### WRITTEN REQUEST
Select all lines in the records that include "และเป".

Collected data
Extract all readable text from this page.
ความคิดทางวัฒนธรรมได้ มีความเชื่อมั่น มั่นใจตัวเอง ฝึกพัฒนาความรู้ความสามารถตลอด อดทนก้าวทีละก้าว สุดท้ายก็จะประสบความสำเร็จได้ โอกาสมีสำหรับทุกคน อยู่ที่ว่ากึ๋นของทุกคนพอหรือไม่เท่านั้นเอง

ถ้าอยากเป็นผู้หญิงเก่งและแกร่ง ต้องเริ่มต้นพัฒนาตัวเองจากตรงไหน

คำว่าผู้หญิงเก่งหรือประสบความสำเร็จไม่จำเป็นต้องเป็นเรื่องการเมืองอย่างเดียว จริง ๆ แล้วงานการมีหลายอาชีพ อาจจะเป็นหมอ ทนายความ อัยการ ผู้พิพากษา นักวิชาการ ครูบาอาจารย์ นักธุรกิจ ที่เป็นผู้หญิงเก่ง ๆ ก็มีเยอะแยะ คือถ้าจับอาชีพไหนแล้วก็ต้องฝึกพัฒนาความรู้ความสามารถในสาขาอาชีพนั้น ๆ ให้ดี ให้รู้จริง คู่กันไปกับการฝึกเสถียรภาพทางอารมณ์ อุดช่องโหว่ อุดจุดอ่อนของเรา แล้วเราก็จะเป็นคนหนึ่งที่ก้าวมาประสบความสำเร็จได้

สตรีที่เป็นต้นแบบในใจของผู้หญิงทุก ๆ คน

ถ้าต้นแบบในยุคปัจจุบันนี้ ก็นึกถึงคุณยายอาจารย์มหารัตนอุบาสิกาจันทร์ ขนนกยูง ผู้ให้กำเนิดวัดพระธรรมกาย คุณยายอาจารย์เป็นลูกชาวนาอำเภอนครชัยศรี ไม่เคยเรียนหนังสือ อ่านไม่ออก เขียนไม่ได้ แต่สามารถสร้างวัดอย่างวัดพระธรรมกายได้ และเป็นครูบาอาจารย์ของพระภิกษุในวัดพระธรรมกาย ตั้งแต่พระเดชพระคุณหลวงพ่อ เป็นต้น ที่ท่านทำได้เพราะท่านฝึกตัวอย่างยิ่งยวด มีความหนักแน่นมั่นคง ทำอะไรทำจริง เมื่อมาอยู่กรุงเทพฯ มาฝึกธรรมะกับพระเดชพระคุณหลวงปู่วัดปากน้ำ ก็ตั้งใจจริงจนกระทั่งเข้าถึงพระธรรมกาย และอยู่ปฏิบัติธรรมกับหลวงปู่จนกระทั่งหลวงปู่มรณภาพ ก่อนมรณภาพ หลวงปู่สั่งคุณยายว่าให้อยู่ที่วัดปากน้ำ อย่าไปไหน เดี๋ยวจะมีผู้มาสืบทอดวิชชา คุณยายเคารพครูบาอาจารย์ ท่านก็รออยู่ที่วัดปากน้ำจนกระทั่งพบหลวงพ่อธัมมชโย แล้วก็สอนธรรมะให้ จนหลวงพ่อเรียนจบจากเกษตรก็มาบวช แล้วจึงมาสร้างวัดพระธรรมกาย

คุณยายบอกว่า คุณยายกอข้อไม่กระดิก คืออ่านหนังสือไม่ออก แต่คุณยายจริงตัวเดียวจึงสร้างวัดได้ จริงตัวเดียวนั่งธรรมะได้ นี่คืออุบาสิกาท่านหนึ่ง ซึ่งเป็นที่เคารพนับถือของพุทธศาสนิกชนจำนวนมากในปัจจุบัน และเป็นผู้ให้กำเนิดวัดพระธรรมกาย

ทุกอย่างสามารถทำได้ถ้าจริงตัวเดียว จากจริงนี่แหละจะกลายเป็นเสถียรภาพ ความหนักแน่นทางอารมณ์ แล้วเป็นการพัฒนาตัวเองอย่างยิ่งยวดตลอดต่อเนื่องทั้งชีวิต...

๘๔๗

### TASK RESULT
ถ้าต้นแบบในยุคปัจจุบันนี้ ก็นึกถึงคุณยายอาจารย์มหารัตนอุบาสิกาจันทร์ ขนนกยูง ผู้ให้กำเนิดวัดพระธรรมกาย คุณยายอาจารย์เป็นลูกชาวนาอำเภอนครชัยศรี ไม่เคยเรียนหนังสือ อ่านไม่ออก เขียนไม่ได้ แต่สามารถสร้างวัดอย่างวัดพระธรรมกายได้ และเป็นครูบาอาจารย์ของพระภิกษุในวัดพระธรรมกาย ตั้งแต่พระเดชพระคุณหลวงพ่อ เป็นต้น ที่ท่านทำได้เพราะท่านฝึกตัวอย่างยิ่งยวด มีความหนักแน่นมั่นคง ทำอะไรทำจริง เมื่อมาอยู่กรุงเทพฯ มาฝึกธรรมะกับพระเดชพระคุณหลวงปู่วัดปากน้ำ ก็ตั้งใจจริงจนกระทั่งเข้าถึงพระธรรมกาย และอยู่ปฏิบัติธรรมกับหลวงปู่จนกระทั่งหลวงปู่มรณภาพ ก่อนมรณภาพ หลวงปู่สั่งคุณยายว่าให้อยู่ที่วัดปากน้ำ อย่าไปไหน เดี๋ยวจะมีผู้มาสืบทอดวิชชา คุณยายเคารพครูบาอาจารย์ ท่านก็รออยู่ที่วัดปากน้ำจนกระทั่งพบหลวงพ่อธัมมชโย แล้วก็สอนธรรมะให้ จนหลวงพ่อเรียนจบจากเกษตรก็มาบวช แล้วจึงมาสร้างวัดพระธรรมกาย
คุณยายบอกว่า คุณยายกอข้อไม่กระดิก คืออ่านหนังสือไม่ออก แต่คุณยายจริงตัวเดียวจึงสร้างวัดได้ จริงตัวเดียวนั่งธรรมะได้ นี่คืออุบาสิกาท่านหนึ่ง ซึ่งเป็นที่เคารพนับถือของพุทธศาสนิกชนจำนวนมากในปัจจุบัน และเป็นผู้ให้กำเนิดวัดพระธรรมกาย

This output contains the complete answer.